→ **Data tied to figure images**

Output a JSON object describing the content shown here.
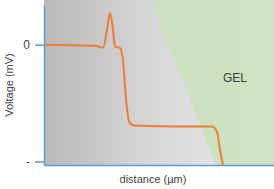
{
  "chart_data": {
    "type": "line",
    "x_label": "distance (µm)",
    "y_label": "Voltage (mV)",
    "annotations": [
      {
        "text": "GEL"
      }
    ],
    "x": [
      0,
      0.222,
      0.257,
      0.274,
      0.287,
      0.3,
      0.309,
      0.33,
      0.343,
      0.357,
      0.37,
      0.391,
      0.591,
      0.73,
      0.752,
      0.765,
      0.778
    ],
    "series": [
      {
        "color": "#ed7d31",
        "values": [
          0,
          -0.009,
          -0.026,
          0.128,
          0.274,
          0.128,
          -0.017,
          -0.026,
          -0.128,
          -0.47,
          -0.658,
          -0.692,
          -0.7,
          -0.7,
          -0.744,
          -0.897,
          -1.03
        ]
      }
    ],
    "xlim": [
      0,
      1
    ],
    "xticks": [],
    "ylim": [
      -1.03,
      0.34
    ],
    "yticks": [
      0,
      {
        "value": -1,
        "label": "-"
      }
    ],
    "tick_labels": "y",
    "grid": false
  }
}
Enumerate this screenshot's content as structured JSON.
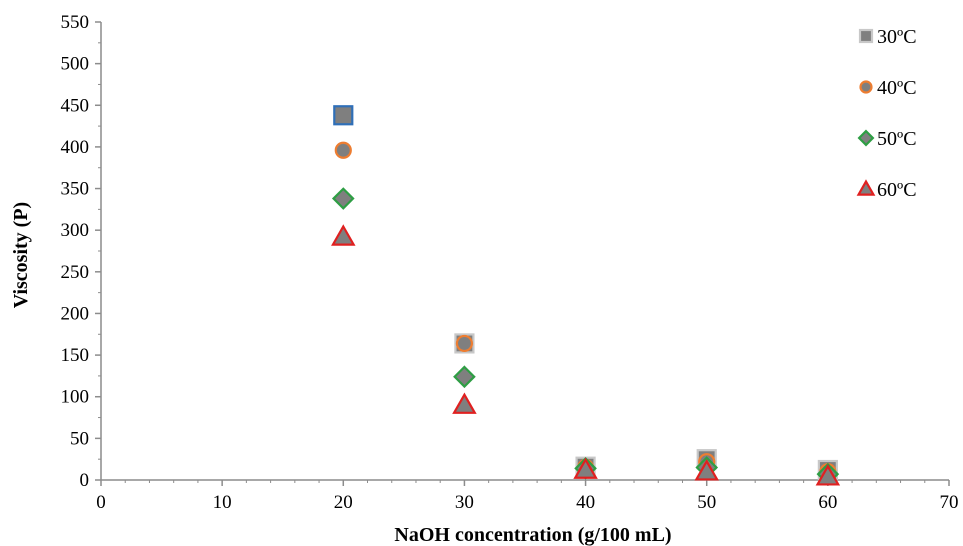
{
  "chart_data": {
    "type": "scatter",
    "title": "",
    "xlabel": "NaOH concentration (g/100 mL)",
    "ylabel": "Viscosity (P)",
    "xlim": [
      0,
      70
    ],
    "ylim": [
      0,
      550
    ],
    "x_ticks": [
      0,
      10,
      20,
      30,
      40,
      50,
      60,
      70
    ],
    "y_ticks": [
      0,
      50,
      100,
      150,
      200,
      250,
      300,
      350,
      400,
      450,
      500,
      550
    ],
    "grid": false,
    "legend_position": "top-right",
    "series": [
      {
        "name": "30ºC",
        "marker": "square",
        "fill": "#7f7f7f",
        "stroke": "#c8c8c8",
        "x": [
          20,
          30,
          40,
          50,
          60
        ],
        "y": [
          438,
          164,
          16,
          25,
          12
        ]
      },
      {
        "name": "40ºC",
        "marker": "circle",
        "fill": "#7f7f7f",
        "stroke": "#ed7d31",
        "x": [
          20,
          30,
          40,
          50,
          60
        ],
        "y": [
          396,
          164,
          15,
          22,
          10
        ]
      },
      {
        "name": "50ºC",
        "marker": "diamond",
        "fill": "#7f7f7f",
        "stroke": "#2e9e44",
        "x": [
          20,
          30,
          40,
          50,
          60
        ],
        "y": [
          338,
          124,
          14,
          15,
          7
        ]
      },
      {
        "name": "60ºC",
        "marker": "triangle",
        "fill": "#7f7f7f",
        "stroke": "#e02020",
        "x": [
          20,
          30,
          40,
          50,
          60
        ],
        "y": [
          292,
          90,
          12,
          10,
          4
        ]
      }
    ],
    "highlighted_point": {
      "series": "30ºC",
      "x": 20,
      "stroke": "#2f6fb8"
    }
  }
}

→ **Problem**
Find every line in the records that contains the word "stroke"; copy those lines.

→ **Output of the task**
        "stroke": "#c8c8c8",
        "stroke": "#ed7d31",
        "stroke": "#2e9e44",
        "stroke": "#e02020",
      "stroke": "#2f6fb8"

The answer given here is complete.